Data excerpts

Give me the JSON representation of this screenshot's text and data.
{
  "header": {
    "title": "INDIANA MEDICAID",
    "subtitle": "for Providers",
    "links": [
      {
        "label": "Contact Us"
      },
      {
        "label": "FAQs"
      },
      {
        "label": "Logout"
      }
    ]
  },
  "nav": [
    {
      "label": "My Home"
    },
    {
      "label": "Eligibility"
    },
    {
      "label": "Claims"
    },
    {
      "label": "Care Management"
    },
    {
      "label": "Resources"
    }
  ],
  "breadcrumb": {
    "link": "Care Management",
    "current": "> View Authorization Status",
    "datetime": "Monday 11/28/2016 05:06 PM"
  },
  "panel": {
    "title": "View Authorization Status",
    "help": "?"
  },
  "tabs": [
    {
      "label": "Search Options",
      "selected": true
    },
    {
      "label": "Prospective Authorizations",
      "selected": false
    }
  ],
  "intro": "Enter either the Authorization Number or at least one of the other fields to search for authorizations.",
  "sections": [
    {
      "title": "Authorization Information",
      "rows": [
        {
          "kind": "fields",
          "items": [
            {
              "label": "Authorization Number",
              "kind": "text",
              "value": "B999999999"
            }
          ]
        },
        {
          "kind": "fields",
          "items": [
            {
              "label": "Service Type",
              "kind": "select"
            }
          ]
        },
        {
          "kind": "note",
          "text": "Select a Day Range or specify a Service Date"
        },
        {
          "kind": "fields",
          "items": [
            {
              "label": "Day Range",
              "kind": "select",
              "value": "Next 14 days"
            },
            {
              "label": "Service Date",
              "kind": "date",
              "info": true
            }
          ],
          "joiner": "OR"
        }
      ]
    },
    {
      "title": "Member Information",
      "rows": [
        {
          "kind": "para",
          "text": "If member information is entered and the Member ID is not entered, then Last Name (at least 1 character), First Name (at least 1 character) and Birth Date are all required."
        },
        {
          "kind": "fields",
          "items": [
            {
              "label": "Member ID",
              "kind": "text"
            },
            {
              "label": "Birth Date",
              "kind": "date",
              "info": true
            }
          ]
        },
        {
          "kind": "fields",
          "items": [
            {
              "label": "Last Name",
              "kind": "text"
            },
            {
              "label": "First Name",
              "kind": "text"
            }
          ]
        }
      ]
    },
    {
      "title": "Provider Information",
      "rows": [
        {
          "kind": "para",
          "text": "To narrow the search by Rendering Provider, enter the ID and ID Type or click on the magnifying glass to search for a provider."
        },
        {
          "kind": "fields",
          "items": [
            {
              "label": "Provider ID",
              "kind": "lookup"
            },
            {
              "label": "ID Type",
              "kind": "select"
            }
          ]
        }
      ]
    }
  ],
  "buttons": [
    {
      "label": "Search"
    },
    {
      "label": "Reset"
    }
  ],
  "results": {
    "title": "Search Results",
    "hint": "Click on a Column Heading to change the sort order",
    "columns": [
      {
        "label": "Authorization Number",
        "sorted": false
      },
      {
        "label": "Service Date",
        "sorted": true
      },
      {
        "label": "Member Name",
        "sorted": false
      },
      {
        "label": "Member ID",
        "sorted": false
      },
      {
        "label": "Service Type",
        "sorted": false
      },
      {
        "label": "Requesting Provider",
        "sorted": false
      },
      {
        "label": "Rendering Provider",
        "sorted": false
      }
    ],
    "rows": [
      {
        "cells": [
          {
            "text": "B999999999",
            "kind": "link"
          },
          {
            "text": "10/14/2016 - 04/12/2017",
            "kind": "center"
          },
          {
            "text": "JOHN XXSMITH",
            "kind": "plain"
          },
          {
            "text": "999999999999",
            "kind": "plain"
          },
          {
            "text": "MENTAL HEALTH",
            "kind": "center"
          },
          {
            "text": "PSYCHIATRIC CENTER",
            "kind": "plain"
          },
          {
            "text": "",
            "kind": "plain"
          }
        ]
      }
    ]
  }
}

GOAL: Repeat the data above, word for word.

EXERCISE OUTPUT:
Give me the JSON representation of this screenshot's text and data.
{
  "header": {
    "title": "INDIANA MEDICAID",
    "subtitle": "for Providers",
    "links": [
      {
        "label": "Contact Us"
      },
      {
        "label": "FAQs"
      },
      {
        "label": "Logout"
      }
    ]
  },
  "nav": [
    {
      "label": "My Home"
    },
    {
      "label": "Eligibility"
    },
    {
      "label": "Claims"
    },
    {
      "label": "Care Management"
    },
    {
      "label": "Resources"
    }
  ],
  "breadcrumb": {
    "link": "Care Management",
    "current": "> View Authorization Status",
    "datetime": "Monday 11/28/2016 05:06 PM"
  },
  "panel": {
    "title": "View Authorization Status",
    "help": "?"
  },
  "tabs": [
    {
      "label": "Search Options",
      "selected": true
    },
    {
      "label": "Prospective Authorizations",
      "selected": false
    }
  ],
  "intro": "Enter either the Authorization Number or at least one of the other fields to search for authorizations.",
  "sections": [
    {
      "title": "Authorization Information",
      "rows": [
        {
          "kind": "fields",
          "items": [
            {
              "label": "Authorization Number",
              "kind": "text",
              "value": "B999999999"
            }
          ]
        },
        {
          "kind": "fields",
          "items": [
            {
              "label": "Service Type",
              "kind": "select"
            }
          ]
        },
        {
          "kind": "note",
          "text": "Select a Day Range or specify a Service Date"
        },
        {
          "kind": "fields",
          "items": [
            {
              "label": "Day Range",
              "kind": "select",
              "value": "Next 14 days"
            },
            {
              "label": "Service Date",
              "kind": "date",
              "info": true
            }
          ],
          "joiner": "OR"
        }
      ]
    },
    {
      "title": "Member Information",
      "rows": [
        {
          "kind": "para",
          "text": "If member information is entered and the Member ID is not entered, then Last Name (at least 1 character), First Name (at least 1 character) and Birth Date are all required."
        },
        {
          "kind": "fields",
          "items": [
            {
              "label": "Member ID",
              "kind": "text"
            },
            {
              "label": "Birth Date",
              "kind": "date",
              "info": true
            }
          ]
        },
        {
          "kind": "fields",
          "items": [
            {
              "label": "Last Name",
              "kind": "text"
            },
            {
              "label": "First Name",
              "kind": "text"
            }
          ]
        }
      ]
    },
    {
      "title": "Provider Information",
      "rows": [
        {
          "kind": "para",
          "text": "To narrow the search by Rendering Provider, enter the ID and ID Type or click on the magnifying glass to search for a provider."
        },
        {
          "kind": "fields",
          "items": [
            {
              "label": "Provider ID",
              "kind": "lookup"
            },
            {
              "label": "ID Type",
              "kind": "select"
            }
          ]
        }
      ]
    }
  ],
  "buttons": [
    {
      "label": "Search"
    },
    {
      "label": "Reset"
    }
  ],
  "results": {
    "title": "Search Results",
    "hint": "Click on a Column Heading to change the sort order",
    "columns": [
      {
        "label": "Authorization Number",
        "sorted": false
      },
      {
        "label": "Service Date",
        "sorted": true
      },
      {
        "label": "Member Name",
        "sorted": false
      },
      {
        "label": "Member ID",
        "sorted": false
      },
      {
        "label": "Service Type",
        "sorted": false
      },
      {
        "label": "Requesting Provider",
        "sorted": false
      },
      {
        "label": "Rendering Provider",
        "sorted": false
      }
    ],
    "rows": [
      {
        "cells": [
          {
            "text": "B999999999",
            "kind": "link"
          },
          {
            "text": "10/14/2016 - 04/12/2017",
            "kind": "center"
          },
          {
            "text": "JOHN XXSMITH",
            "kind": "plain"
          },
          {
            "text": "999999999999",
            "kind": "plain"
          },
          {
            "text": "MENTAL HEALTH",
            "kind": "center"
          },
          {
            "text": "PSYCHIATRIC CENTER",
            "kind": "plain"
          },
          {
            "text": "",
            "kind": "plain"
          }
        ]
      }
    ]
  }
}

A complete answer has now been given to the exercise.